• _Exercise brief_: Tally the lines containing the word "player", and report the tally alone.

• _Stored records_:
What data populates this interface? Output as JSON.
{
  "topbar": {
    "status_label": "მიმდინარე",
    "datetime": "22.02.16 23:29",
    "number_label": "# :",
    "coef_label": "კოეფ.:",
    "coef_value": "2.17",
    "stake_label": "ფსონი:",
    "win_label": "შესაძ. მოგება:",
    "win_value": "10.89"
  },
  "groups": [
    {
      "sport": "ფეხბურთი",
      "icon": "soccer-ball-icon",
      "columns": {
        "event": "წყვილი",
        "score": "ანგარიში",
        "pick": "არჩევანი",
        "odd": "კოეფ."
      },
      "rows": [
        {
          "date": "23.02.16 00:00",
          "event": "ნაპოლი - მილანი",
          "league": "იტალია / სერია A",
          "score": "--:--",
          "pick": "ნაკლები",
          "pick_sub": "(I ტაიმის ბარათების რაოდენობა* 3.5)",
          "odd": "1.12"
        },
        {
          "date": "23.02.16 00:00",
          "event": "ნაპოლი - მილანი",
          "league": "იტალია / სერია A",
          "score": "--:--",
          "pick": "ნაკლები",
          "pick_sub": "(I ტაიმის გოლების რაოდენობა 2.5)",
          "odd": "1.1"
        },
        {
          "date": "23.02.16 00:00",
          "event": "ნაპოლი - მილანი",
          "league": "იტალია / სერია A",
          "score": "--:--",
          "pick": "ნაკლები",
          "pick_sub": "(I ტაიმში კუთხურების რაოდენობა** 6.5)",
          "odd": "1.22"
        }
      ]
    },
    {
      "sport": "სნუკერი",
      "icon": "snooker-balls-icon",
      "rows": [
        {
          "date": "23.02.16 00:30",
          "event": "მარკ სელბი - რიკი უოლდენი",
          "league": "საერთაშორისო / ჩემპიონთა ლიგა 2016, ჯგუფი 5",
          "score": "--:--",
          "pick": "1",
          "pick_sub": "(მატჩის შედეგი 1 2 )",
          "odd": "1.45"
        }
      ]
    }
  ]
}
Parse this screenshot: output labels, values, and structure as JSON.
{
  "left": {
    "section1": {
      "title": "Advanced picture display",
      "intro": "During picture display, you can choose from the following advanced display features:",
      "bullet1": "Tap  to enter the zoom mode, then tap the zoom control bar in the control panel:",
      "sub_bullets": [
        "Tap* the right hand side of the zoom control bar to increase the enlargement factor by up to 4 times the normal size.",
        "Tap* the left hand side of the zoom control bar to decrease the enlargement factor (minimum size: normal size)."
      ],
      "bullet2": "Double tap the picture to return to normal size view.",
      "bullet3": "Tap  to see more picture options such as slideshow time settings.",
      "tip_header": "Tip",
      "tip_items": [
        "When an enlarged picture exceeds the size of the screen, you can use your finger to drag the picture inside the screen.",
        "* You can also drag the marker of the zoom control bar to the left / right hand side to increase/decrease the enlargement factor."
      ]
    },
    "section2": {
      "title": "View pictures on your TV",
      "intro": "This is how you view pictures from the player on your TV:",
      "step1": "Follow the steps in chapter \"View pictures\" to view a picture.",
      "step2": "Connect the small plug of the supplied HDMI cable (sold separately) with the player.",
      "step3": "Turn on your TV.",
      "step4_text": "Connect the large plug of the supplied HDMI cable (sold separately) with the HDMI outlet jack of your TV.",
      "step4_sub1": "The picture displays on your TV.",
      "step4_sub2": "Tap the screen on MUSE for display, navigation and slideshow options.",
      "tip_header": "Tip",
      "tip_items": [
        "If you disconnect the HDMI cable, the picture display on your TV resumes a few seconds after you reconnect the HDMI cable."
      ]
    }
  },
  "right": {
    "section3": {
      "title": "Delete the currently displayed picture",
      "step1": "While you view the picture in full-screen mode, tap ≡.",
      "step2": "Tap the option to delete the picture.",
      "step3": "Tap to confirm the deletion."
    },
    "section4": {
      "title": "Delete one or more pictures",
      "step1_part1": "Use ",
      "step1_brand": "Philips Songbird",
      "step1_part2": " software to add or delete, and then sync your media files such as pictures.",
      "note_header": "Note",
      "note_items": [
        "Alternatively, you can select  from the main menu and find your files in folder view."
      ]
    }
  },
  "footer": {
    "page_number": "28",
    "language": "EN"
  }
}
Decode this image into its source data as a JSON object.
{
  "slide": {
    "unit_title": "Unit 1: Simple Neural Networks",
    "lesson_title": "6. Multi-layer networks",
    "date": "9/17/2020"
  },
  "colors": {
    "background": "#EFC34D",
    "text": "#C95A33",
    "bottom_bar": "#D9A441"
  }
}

• _Solution to this task_: 2